Raw records
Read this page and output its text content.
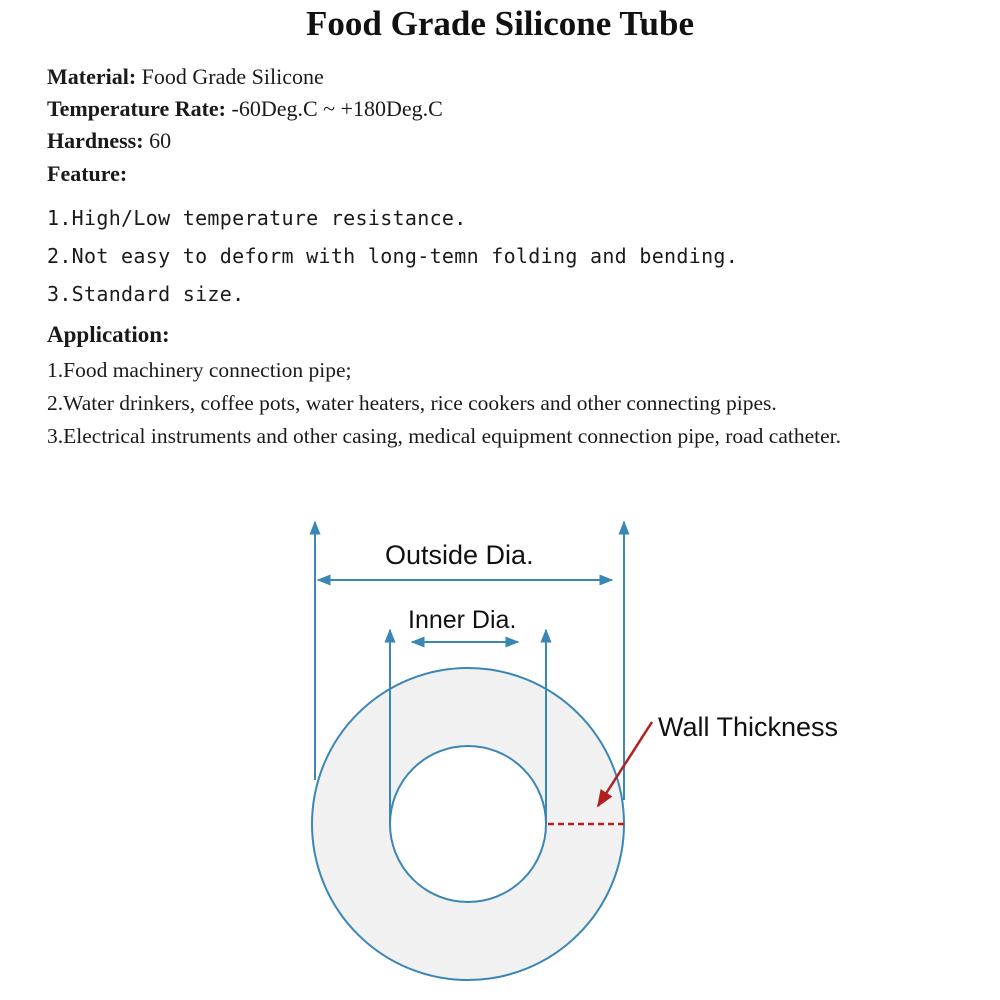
Food Grade Silicone Tube
Material: Food Grade Silicone
Temperature Rate: -60Deg.C ~ +180Deg.C
Hardness: 60
Feature:
1.High/Low temperature resistance.
2.Not easy to deform with long-temn folding and bending.
3.Standard size.
Application:
1.Food machinery connection pipe;
2.Water drinkers, coffee pots, water heaters, rice cookers and other connecting pipes.
3.Electrical instruments and other casing, medical equipment connection pipe, road catheter.
Outside Dia.
Inner Dia.
Wall Thickness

Direction
Check each line above for the word "other", and copy the lines where it appears.

Completed task
2.Water drinkers, coffee pots, water heaters, rice cookers and other connecting pipes.
3.Electrical instruments and other casing, medical equipment connection pipe, road catheter.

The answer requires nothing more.